Exercise task:
Show every line of the data below that contains the string "input", copying each line in full. Matching is case-sensitive.

Items:

==========

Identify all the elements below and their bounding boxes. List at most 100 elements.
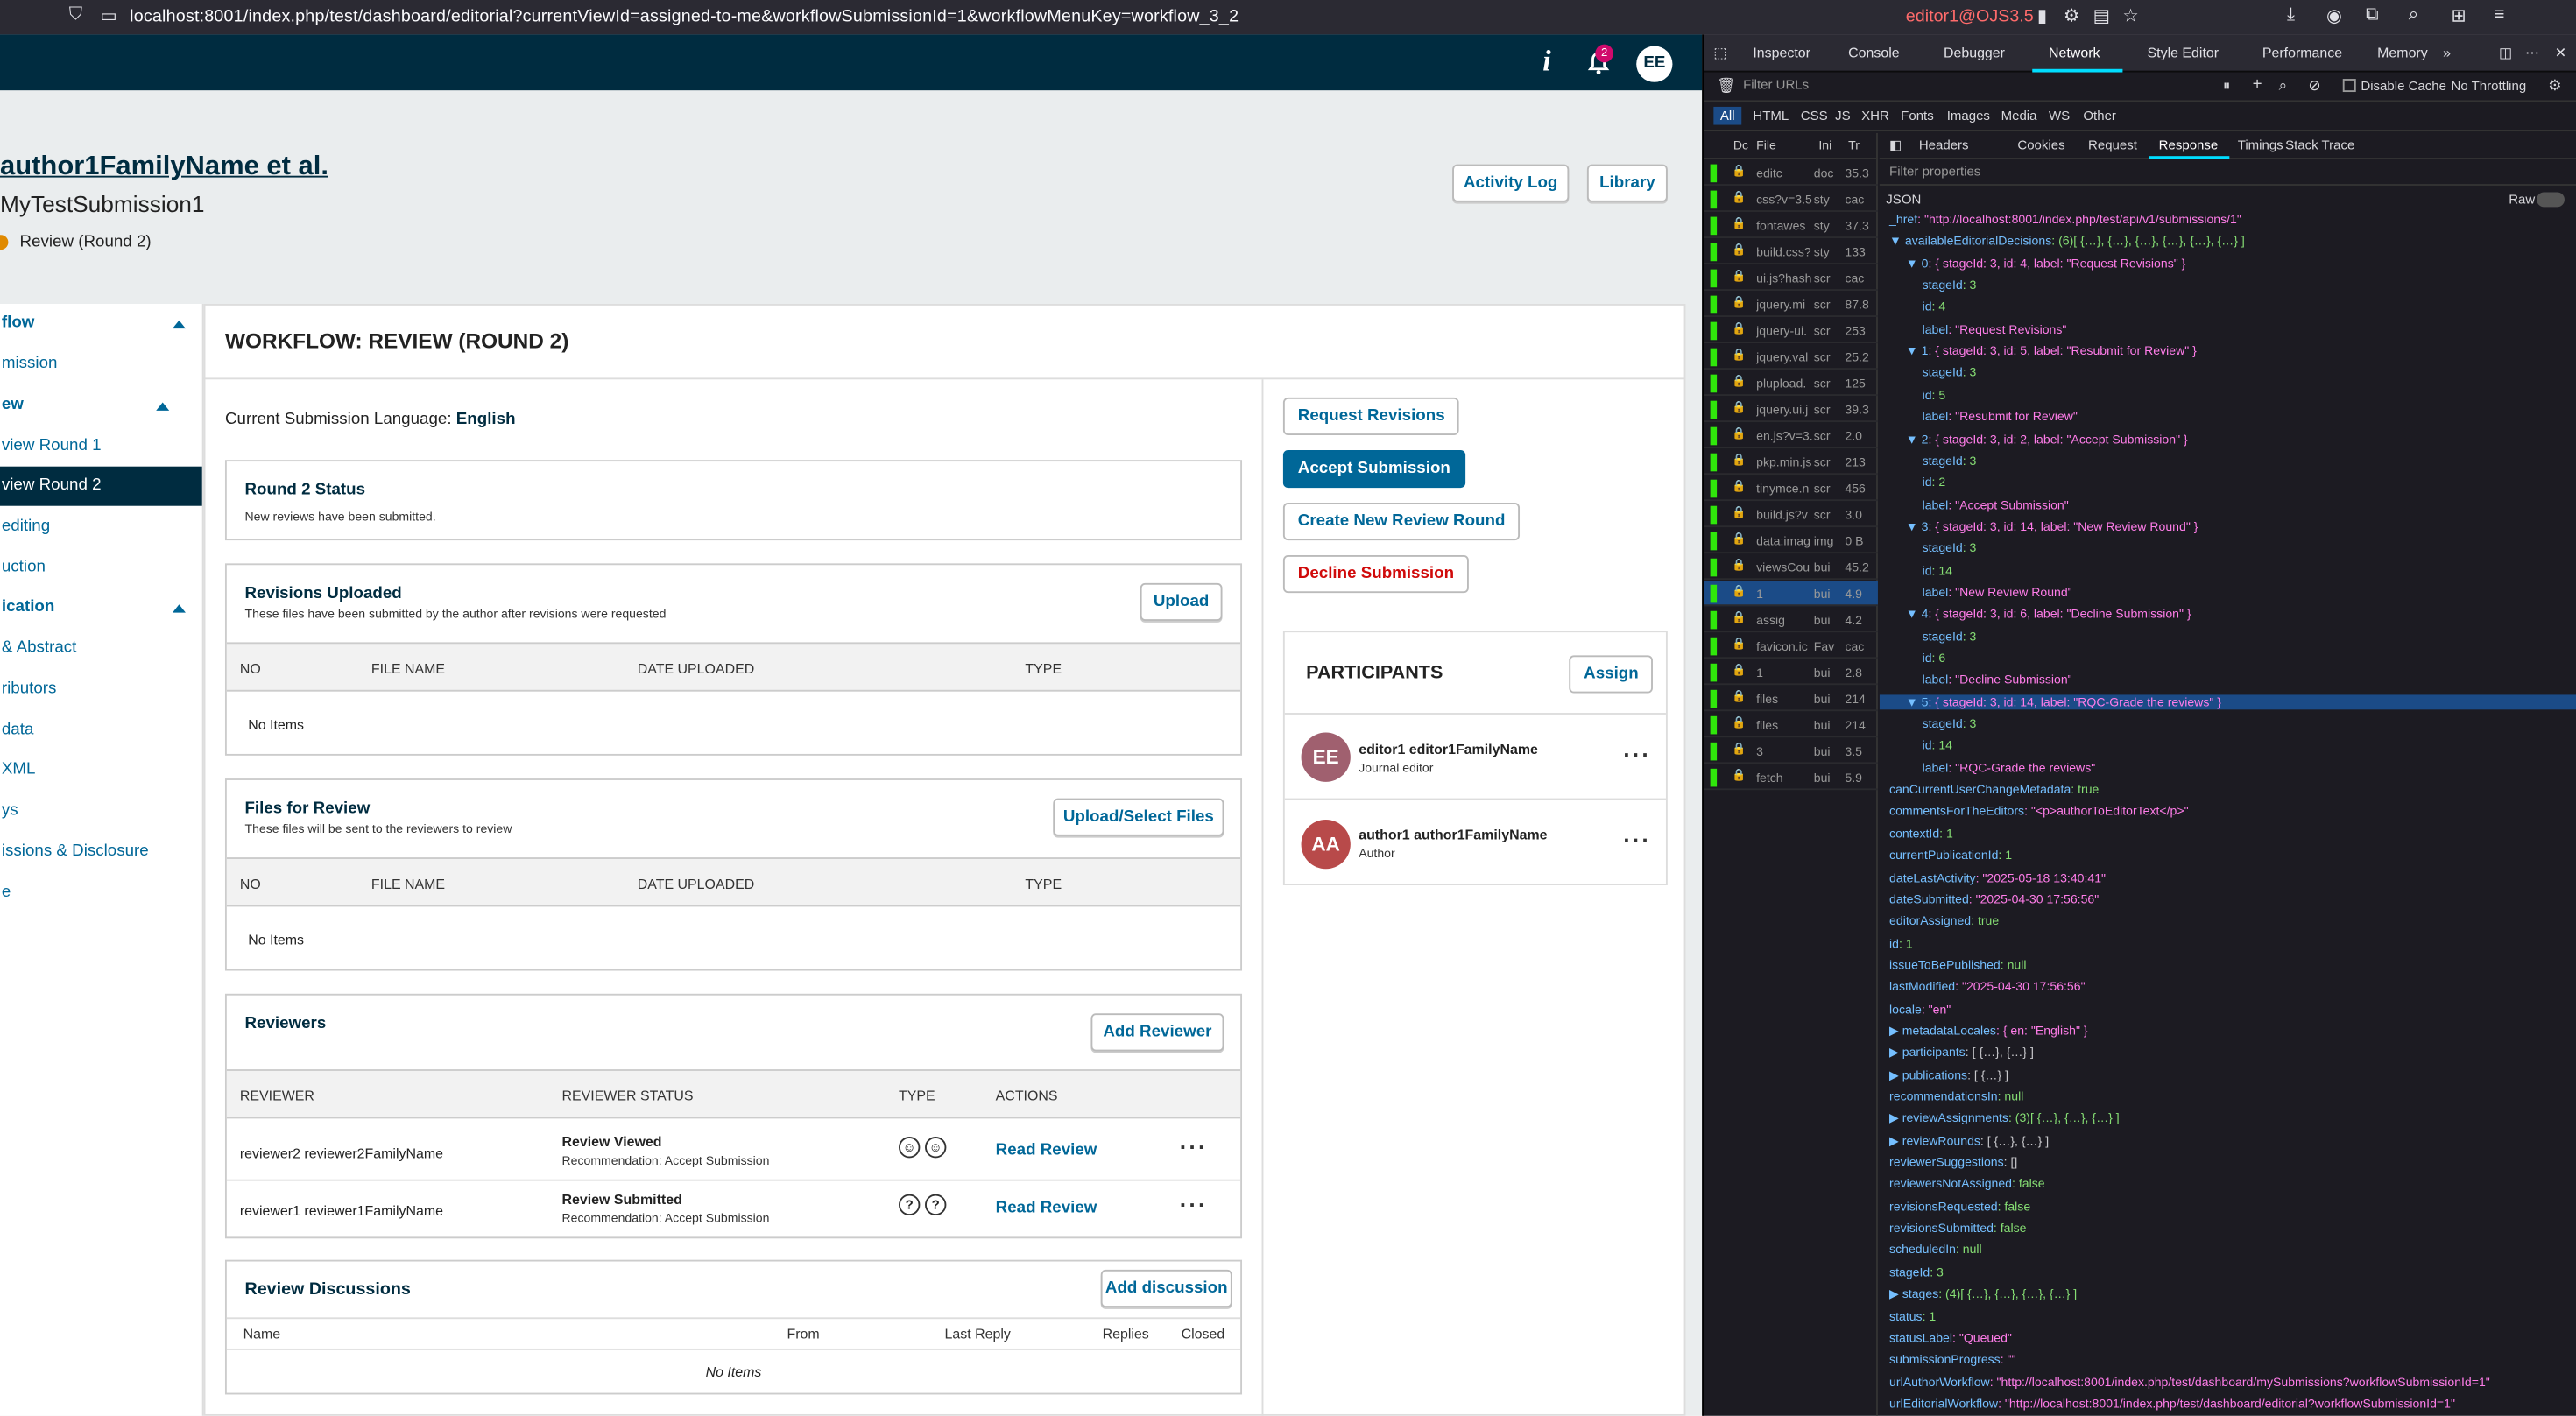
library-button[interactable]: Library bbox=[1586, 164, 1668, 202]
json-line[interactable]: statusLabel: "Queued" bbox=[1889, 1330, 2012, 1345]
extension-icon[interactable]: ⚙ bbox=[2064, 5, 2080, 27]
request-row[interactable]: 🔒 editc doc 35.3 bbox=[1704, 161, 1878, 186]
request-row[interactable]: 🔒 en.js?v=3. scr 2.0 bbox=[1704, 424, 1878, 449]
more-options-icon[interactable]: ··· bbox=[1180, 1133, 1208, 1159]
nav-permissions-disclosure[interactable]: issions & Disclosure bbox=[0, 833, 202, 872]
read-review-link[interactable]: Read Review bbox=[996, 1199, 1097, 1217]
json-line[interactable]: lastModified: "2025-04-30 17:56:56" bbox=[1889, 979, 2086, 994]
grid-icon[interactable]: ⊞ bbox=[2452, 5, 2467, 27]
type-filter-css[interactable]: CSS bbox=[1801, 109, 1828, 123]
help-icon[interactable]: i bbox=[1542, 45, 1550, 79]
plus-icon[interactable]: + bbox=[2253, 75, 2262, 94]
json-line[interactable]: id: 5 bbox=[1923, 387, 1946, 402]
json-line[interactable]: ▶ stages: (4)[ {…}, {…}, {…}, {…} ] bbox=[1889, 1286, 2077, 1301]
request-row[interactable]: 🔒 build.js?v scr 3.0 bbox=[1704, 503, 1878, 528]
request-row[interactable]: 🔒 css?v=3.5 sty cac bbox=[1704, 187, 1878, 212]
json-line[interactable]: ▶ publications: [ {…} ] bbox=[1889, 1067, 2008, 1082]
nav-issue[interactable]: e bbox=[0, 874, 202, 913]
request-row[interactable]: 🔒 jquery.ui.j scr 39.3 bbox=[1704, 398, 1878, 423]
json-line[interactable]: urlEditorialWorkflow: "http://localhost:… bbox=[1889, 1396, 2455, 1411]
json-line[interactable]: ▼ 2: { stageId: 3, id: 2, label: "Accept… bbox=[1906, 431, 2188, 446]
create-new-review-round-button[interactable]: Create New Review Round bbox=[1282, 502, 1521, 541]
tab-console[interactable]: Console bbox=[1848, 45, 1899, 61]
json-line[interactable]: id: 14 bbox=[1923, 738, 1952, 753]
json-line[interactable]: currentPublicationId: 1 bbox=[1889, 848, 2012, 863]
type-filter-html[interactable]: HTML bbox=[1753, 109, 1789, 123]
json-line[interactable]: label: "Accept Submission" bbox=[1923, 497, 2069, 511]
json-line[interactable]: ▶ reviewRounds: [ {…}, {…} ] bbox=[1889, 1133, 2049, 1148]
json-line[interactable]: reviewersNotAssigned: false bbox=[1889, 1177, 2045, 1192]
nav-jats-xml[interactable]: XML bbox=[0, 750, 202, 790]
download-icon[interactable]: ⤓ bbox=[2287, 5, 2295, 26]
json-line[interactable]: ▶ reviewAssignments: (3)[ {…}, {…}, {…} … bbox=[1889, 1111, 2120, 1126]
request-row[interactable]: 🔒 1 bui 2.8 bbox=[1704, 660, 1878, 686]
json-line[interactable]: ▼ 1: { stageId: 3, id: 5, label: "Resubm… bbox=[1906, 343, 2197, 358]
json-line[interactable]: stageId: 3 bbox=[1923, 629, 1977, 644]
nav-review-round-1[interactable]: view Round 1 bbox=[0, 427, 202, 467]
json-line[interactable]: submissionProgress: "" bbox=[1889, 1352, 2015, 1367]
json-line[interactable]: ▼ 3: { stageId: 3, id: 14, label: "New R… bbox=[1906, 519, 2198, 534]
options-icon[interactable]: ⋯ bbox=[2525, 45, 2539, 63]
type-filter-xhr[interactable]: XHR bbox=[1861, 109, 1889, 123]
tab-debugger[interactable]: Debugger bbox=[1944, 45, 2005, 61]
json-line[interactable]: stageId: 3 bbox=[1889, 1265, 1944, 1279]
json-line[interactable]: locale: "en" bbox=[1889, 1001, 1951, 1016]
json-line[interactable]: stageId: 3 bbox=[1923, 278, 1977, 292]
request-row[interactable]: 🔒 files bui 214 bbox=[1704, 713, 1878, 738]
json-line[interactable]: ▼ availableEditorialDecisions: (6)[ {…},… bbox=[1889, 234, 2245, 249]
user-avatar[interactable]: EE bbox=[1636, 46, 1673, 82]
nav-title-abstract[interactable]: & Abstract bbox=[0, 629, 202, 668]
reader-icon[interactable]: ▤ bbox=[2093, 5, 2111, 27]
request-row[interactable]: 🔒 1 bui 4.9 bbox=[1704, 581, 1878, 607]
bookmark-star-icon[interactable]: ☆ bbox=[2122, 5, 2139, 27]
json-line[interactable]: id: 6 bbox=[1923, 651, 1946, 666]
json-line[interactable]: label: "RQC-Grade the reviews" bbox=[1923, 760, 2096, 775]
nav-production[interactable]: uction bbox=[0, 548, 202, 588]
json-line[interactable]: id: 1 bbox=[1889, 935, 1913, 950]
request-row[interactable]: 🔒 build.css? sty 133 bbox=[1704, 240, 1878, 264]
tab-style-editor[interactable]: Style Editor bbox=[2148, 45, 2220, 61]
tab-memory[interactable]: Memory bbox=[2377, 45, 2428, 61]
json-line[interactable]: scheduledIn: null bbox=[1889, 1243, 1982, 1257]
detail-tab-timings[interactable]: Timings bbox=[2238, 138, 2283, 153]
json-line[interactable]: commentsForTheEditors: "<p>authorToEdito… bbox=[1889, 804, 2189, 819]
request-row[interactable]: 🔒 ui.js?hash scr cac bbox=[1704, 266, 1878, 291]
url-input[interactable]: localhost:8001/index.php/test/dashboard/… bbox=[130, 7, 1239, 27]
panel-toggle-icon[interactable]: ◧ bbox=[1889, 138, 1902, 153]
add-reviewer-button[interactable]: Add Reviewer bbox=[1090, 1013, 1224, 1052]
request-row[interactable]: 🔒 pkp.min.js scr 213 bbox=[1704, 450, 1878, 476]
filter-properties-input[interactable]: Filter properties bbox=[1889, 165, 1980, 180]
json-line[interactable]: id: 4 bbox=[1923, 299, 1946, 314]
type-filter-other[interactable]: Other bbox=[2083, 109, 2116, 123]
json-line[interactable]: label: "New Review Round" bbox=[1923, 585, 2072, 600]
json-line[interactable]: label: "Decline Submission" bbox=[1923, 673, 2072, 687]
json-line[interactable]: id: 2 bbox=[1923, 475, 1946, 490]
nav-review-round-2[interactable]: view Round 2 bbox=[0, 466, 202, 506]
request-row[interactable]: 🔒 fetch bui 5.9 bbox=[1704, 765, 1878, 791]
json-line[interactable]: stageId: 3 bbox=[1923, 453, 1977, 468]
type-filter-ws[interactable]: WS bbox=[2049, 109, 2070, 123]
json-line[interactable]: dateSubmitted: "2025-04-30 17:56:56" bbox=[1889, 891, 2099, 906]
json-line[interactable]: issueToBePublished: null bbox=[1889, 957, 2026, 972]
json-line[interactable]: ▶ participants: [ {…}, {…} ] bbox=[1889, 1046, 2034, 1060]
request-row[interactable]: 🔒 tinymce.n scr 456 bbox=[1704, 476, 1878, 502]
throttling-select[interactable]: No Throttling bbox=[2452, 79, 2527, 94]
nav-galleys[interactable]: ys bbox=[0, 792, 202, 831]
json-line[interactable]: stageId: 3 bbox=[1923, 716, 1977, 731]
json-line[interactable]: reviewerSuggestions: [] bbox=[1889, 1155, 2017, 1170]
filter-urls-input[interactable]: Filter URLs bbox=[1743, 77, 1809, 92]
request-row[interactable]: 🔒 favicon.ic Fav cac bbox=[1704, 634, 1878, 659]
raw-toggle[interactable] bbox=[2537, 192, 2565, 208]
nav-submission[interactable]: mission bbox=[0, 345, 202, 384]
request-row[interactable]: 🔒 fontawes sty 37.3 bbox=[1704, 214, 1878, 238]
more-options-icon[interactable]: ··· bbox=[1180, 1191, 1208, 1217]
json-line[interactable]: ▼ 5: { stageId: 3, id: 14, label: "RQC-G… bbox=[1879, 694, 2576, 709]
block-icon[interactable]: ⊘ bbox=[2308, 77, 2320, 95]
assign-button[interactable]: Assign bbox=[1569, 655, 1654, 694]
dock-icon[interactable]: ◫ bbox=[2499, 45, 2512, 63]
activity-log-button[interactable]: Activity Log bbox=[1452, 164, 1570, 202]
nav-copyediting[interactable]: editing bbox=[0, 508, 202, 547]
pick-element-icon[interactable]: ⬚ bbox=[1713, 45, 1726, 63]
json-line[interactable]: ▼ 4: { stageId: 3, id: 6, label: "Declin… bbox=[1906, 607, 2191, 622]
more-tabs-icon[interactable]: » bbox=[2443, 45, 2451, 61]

==========

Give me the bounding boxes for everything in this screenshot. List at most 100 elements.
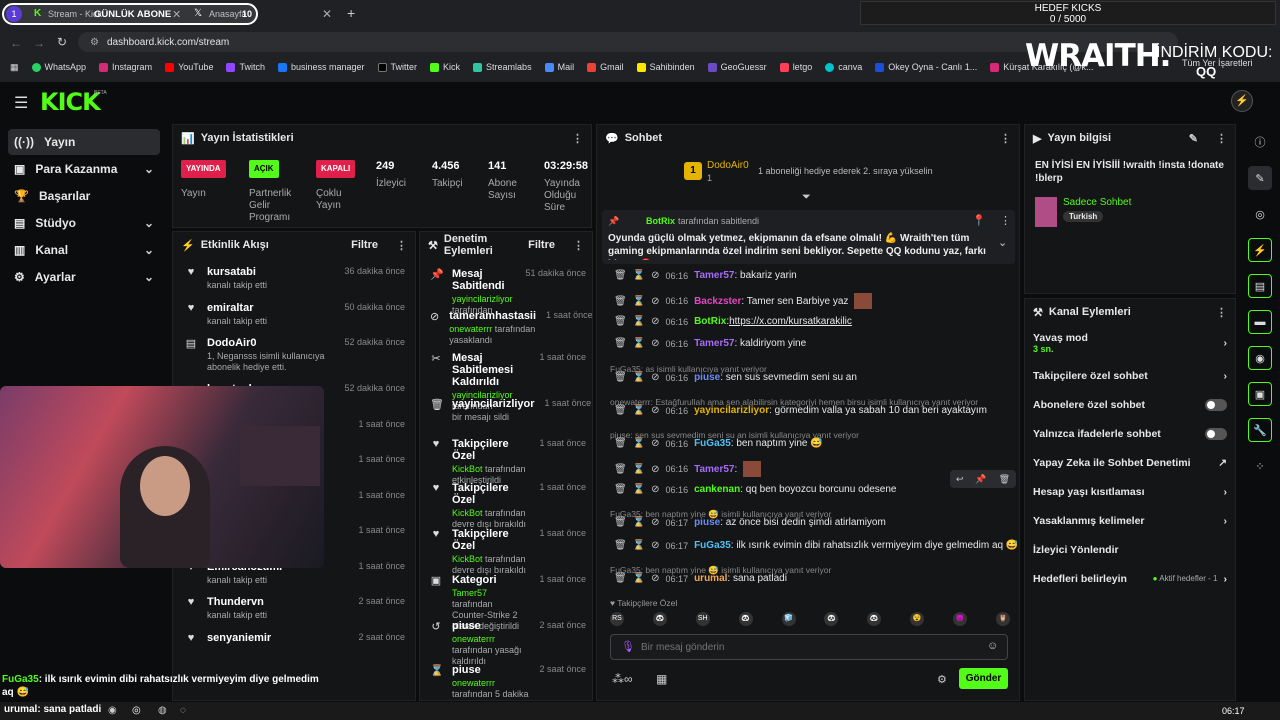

==========

Solution to the exercise:
url-input[interactable]: localhost:8001/index.php/test/dashboard/… bbox=[130, 7, 1239, 27]
filter-properties-input[interactable]: Filter properties bbox=[1889, 165, 1980, 180]
filter-urls-input[interactable]: Filter URLs bbox=[1743, 77, 1809, 92]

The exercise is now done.